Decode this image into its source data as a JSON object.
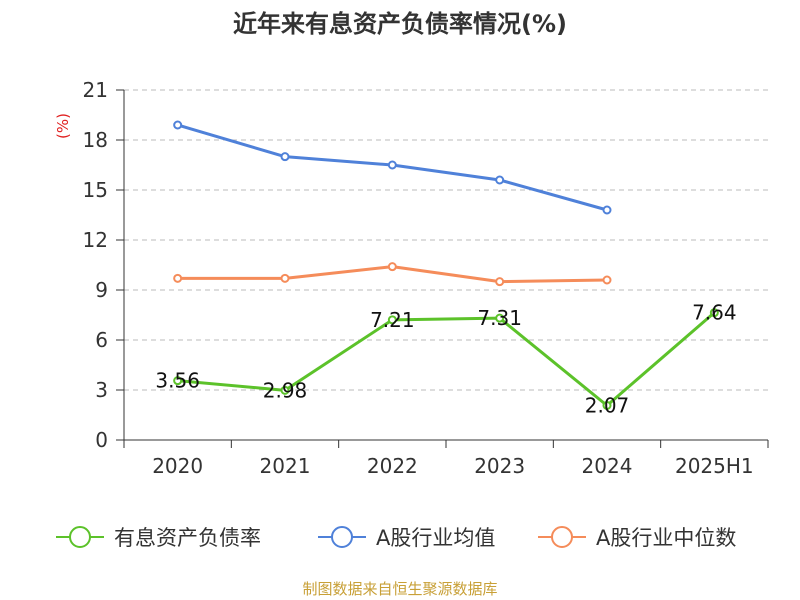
{
  "chart_data": {
    "type": "line",
    "title": "近年来有息资产负债率情况(%)",
    "ylabel": "(%)",
    "categories": [
      "2020",
      "2021",
      "2022",
      "2023",
      "2024",
      "2025H1"
    ],
    "ylim": [
      0,
      21
    ],
    "yticks": [
      0,
      3,
      6,
      9,
      12,
      15,
      18,
      21
    ],
    "grid": "horizontal-dashed",
    "legend_position": "bottom",
    "series": [
      {
        "name": "有息资产负债率",
        "color": "#5cc22a",
        "values": [
          3.56,
          2.98,
          7.21,
          7.31,
          2.07,
          7.64
        ],
        "labels_shown": true
      },
      {
        "name": "A股行业均值",
        "color": "#4f81d9",
        "values": [
          18.9,
          17.0,
          16.5,
          15.6,
          13.8,
          null
        ],
        "labels_shown": false
      },
      {
        "name": "A股行业中位数",
        "color": "#f58c5a",
        "values": [
          9.7,
          9.7,
          10.4,
          9.5,
          9.6,
          null
        ],
        "labels_shown": false
      }
    ],
    "source": "制图数据来自恒生聚源数据库"
  }
}
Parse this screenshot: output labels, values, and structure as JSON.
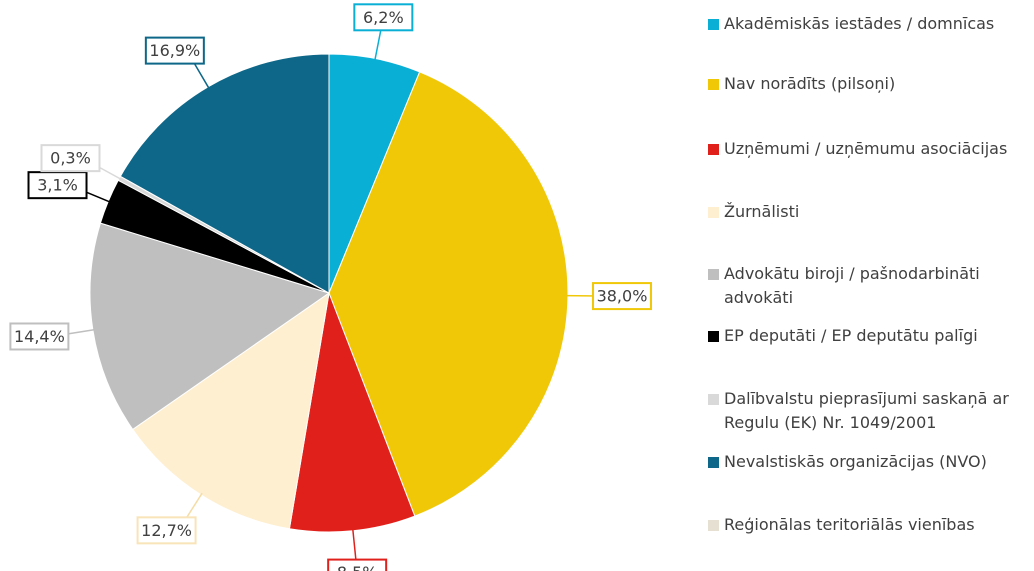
{
  "chart_data": {
    "type": "pie",
    "categories": [
      "Akadēmiskās iestādes / domnīcas",
      "Nav norādīts (pilsoņi)",
      "Uzņēmumi / uzņēmumu asociācijas",
      "Žurnālisti",
      "Advokātu biroji / pašnodarbināti advokāti",
      "EP deputāti / EP deputātu palīgi",
      "Dalībvalstu pieprasījumi saskaņā ar Regulu (EK) Nr. 1049/2001",
      "Nevalstiskās organizācijas (NVO)",
      "Reģionālas teritoriālās vienības"
    ],
    "values": [
      6.2,
      38.0,
      8.5,
      12.7,
      14.4,
      3.1,
      0.3,
      16.9,
      0
    ],
    "value_labels": [
      "6,2%",
      "38,0%",
      "8,5%",
      "12,7%",
      "14,4%",
      "3,1%",
      "0,3%",
      "16,9%",
      null
    ],
    "colors": [
      "#0aafd6",
      "#f0c808",
      "#e0201b",
      "#fdefd0",
      "#bfbfbf",
      "#000000",
      "#d9d9d9",
      "#0e6788",
      "#e6e0d2"
    ],
    "legend": "right"
  }
}
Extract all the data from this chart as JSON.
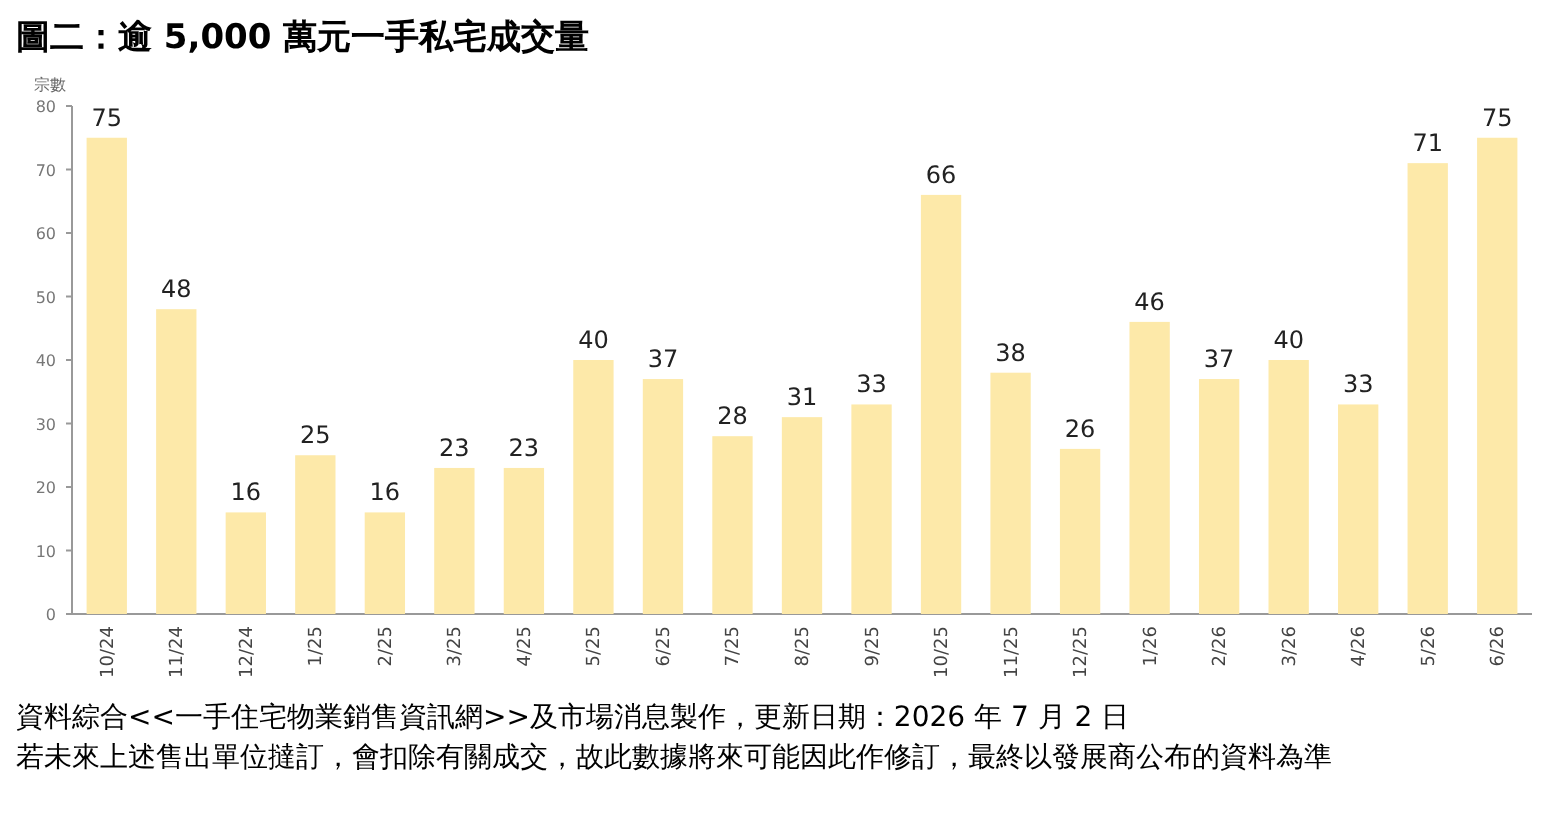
{
  "chart_data": {
    "type": "bar",
    "title": "圖二：逾 5,000 萬元一手私宅成交量",
    "ylabel": "宗數",
    "categories": [
      "10/24",
      "11/24",
      "12/24",
      "1/25",
      "2/25",
      "3/25",
      "4/25",
      "5/25",
      "6/25",
      "7/25",
      "8/25",
      "9/25",
      "10/25",
      "11/25",
      "12/25",
      "1/26",
      "2/26",
      "3/26",
      "4/26",
      "5/26",
      "6/26"
    ],
    "values": [
      75,
      48,
      16,
      25,
      16,
      23,
      23,
      40,
      37,
      28,
      31,
      33,
      66,
      38,
      26,
      46,
      37,
      40,
      33,
      71,
      75
    ],
    "color": "#fde9a9",
    "ylim": [
      0,
      80
    ],
    "yticks": [
      0,
      10,
      20,
      30,
      40,
      50,
      60,
      70,
      80
    ],
    "data_labels": true,
    "grid": false,
    "annotations": [
      "資料綜合<<一手住宅物業銷售資訊網>>及市場消息製作，更新日期：2026 年 7 月 2 日",
      "若未來上述售出單位撻訂，會扣除有關成交，故此數據將來可能因此作修訂，最終以發展商公布的資料為準"
    ]
  }
}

Problem to work on ▸
The pictures stay out; repeat exactly the lines from the one with "Extract all the data from this chart as JSON." to the end of the entries above, and nothing else.

Right answer ▸
Extract all the data from this chart as JSON.
{
  "chart_data": {
    "type": "bar",
    "title": "圖二：逾 5,000 萬元一手私宅成交量",
    "ylabel": "宗數",
    "categories": [
      "10/24",
      "11/24",
      "12/24",
      "1/25",
      "2/25",
      "3/25",
      "4/25",
      "5/25",
      "6/25",
      "7/25",
      "8/25",
      "9/25",
      "10/25",
      "11/25",
      "12/25",
      "1/26",
      "2/26",
      "3/26",
      "4/26",
      "5/26",
      "6/26"
    ],
    "values": [
      75,
      48,
      16,
      25,
      16,
      23,
      23,
      40,
      37,
      28,
      31,
      33,
      66,
      38,
      26,
      46,
      37,
      40,
      33,
      71,
      75
    ],
    "color": "#fde9a9",
    "ylim": [
      0,
      80
    ],
    "yticks": [
      0,
      10,
      20,
      30,
      40,
      50,
      60,
      70,
      80
    ],
    "data_labels": true,
    "grid": false,
    "annotations": [
      "資料綜合<<一手住宅物業銷售資訊網>>及市場消息製作，更新日期：2026 年 7 月 2 日",
      "若未來上述售出單位撻訂，會扣除有關成交，故此數據將來可能因此作修訂，最終以發展商公布的資料為準"
    ]
  }
}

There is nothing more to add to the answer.